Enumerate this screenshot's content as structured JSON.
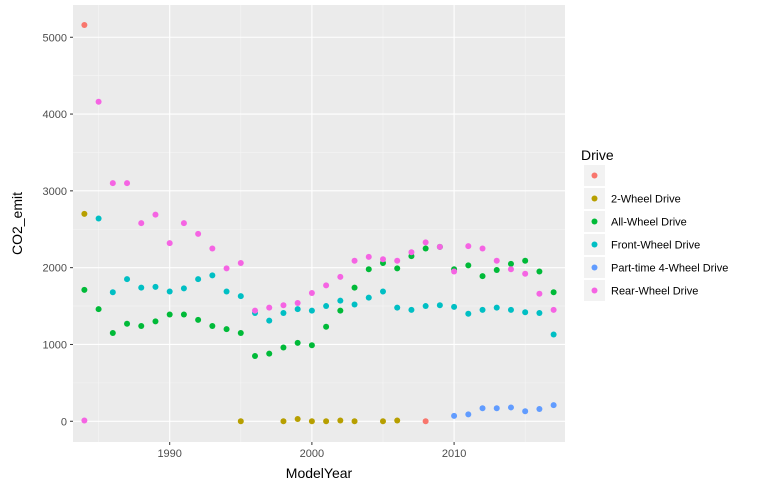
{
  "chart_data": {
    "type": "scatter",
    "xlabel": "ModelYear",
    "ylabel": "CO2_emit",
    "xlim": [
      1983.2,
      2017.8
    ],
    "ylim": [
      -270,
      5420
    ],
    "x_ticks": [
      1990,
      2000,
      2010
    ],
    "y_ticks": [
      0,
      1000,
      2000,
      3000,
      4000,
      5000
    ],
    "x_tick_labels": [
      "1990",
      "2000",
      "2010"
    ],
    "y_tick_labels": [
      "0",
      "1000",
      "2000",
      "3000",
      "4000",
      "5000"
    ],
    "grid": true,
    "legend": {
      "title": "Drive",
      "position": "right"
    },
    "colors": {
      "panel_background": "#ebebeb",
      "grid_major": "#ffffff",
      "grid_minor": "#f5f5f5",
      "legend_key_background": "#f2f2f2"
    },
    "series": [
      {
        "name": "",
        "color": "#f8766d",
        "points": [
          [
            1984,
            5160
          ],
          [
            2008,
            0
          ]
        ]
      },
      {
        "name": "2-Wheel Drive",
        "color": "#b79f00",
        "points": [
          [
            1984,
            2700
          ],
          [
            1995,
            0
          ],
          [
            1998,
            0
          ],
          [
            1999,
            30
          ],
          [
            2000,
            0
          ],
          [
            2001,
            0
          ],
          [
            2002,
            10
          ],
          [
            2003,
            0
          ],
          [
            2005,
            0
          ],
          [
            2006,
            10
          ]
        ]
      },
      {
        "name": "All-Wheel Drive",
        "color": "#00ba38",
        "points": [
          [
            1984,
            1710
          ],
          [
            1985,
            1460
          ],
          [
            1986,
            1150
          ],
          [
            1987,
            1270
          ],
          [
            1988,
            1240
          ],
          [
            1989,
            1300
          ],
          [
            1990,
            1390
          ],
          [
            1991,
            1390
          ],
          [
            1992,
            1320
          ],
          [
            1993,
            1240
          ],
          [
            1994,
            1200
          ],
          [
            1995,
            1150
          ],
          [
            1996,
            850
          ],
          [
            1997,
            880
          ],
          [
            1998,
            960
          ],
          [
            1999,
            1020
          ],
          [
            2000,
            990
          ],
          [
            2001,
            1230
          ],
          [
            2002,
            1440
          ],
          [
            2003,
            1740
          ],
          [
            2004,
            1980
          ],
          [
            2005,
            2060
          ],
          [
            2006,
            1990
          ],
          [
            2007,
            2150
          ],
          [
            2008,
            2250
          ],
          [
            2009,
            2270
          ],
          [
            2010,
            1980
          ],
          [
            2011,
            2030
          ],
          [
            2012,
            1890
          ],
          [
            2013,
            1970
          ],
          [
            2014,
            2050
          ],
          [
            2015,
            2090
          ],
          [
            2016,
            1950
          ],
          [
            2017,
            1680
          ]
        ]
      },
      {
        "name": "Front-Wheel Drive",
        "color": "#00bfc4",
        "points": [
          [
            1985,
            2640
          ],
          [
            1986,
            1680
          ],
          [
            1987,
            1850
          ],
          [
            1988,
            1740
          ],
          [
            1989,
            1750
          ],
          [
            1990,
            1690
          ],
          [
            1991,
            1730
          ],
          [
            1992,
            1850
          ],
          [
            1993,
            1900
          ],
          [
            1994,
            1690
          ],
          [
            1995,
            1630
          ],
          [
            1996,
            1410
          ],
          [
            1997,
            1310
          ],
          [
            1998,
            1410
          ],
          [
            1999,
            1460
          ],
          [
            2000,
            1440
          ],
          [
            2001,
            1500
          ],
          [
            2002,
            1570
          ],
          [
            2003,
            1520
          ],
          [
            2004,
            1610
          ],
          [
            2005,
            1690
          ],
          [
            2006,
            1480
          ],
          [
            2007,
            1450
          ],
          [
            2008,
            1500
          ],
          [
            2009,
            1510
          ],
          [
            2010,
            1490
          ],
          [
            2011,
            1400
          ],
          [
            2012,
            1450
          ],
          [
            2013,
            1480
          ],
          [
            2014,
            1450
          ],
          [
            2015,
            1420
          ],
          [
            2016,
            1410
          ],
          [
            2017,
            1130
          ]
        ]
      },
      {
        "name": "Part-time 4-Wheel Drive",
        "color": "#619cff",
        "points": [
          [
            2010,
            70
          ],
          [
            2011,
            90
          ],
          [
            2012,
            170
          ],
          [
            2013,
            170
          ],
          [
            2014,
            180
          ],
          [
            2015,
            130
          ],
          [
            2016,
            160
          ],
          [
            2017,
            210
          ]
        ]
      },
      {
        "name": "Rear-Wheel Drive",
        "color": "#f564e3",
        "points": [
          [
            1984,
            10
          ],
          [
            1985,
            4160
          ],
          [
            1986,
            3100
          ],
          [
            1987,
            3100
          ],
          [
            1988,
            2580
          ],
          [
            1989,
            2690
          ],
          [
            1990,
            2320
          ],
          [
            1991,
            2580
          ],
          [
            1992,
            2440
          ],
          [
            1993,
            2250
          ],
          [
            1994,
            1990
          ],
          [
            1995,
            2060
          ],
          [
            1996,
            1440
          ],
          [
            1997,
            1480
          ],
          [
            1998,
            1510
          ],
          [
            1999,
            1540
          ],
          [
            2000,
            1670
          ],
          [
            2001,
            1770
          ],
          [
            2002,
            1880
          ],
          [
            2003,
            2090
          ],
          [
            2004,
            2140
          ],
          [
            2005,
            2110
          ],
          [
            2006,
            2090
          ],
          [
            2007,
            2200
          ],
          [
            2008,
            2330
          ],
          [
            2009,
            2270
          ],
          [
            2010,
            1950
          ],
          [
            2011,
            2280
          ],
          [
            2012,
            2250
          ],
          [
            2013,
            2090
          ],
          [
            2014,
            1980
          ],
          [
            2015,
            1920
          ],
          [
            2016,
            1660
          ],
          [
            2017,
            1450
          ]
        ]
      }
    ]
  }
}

...

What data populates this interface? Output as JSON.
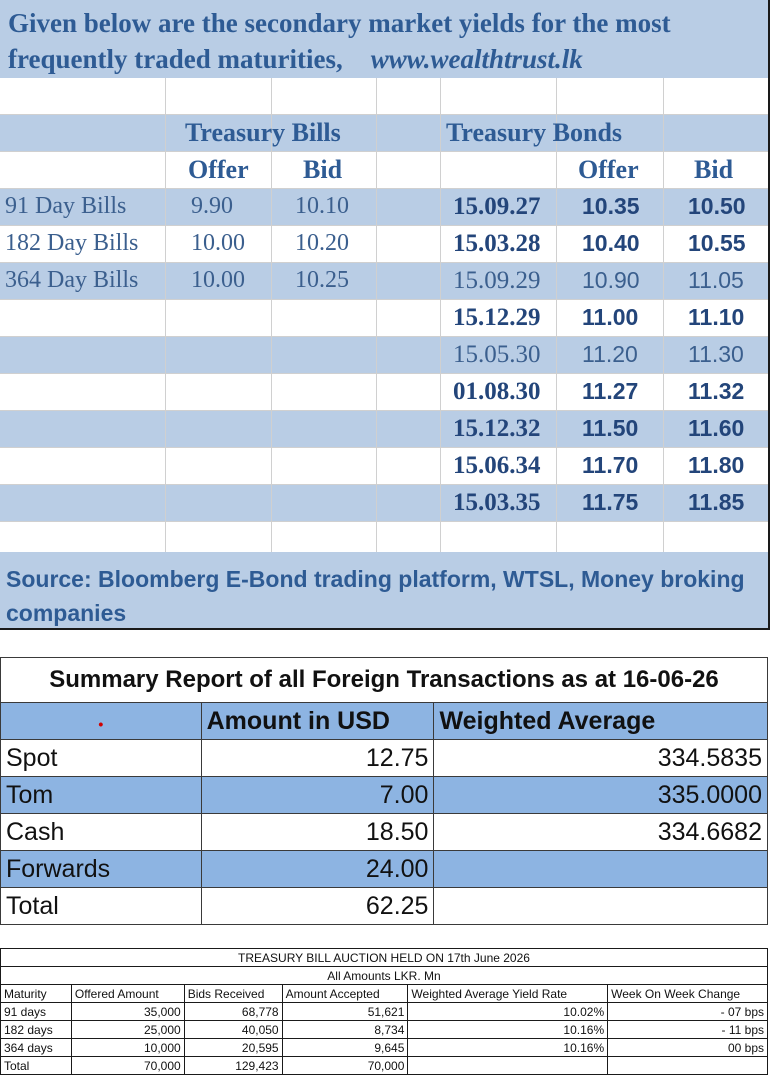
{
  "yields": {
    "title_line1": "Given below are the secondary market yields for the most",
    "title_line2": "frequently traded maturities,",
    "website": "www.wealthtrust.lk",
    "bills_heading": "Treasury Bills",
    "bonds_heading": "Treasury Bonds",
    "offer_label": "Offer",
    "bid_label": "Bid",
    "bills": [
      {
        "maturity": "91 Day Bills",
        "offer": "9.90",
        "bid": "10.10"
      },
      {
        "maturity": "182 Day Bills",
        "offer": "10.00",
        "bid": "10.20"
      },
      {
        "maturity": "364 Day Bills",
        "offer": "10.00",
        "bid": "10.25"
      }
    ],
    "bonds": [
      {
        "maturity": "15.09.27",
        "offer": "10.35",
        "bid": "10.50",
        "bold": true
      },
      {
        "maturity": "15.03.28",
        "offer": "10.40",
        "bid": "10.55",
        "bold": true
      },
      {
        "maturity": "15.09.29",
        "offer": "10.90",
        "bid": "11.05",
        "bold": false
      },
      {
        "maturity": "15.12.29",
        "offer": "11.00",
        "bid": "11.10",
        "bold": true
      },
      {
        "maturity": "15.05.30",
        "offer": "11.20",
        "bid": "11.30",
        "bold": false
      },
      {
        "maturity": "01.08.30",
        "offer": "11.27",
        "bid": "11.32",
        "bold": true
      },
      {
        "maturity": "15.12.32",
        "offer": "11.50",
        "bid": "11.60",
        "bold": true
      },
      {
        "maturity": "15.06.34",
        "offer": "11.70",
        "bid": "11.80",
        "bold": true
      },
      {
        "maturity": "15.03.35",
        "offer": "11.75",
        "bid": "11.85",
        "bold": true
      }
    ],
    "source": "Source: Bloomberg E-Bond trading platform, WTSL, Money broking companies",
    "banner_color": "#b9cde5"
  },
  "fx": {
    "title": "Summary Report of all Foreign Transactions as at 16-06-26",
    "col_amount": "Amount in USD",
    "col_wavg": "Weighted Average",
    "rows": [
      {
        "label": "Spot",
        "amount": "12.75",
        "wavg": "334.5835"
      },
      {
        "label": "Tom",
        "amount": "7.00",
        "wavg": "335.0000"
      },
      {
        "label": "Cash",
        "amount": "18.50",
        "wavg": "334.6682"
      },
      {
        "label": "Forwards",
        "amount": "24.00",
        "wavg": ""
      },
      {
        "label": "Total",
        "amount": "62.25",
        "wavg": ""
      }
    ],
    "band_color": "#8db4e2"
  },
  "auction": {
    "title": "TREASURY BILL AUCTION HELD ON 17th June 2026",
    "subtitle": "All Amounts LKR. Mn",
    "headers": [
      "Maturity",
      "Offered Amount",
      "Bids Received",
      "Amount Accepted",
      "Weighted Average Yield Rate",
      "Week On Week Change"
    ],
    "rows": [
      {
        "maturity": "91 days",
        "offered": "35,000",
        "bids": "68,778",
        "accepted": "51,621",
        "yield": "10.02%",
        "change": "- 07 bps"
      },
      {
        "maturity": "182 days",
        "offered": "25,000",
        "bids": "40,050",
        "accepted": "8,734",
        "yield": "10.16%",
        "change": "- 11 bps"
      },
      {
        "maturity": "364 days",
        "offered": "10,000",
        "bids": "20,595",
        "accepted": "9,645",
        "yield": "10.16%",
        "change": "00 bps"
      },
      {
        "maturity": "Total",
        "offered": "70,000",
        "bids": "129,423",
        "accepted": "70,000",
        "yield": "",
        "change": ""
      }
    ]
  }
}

→ **WHAT YOU NEED TO DO**
Work out the count of lines containing the word "Weighted", then write only that count.

→ **TASK ANSWER**
2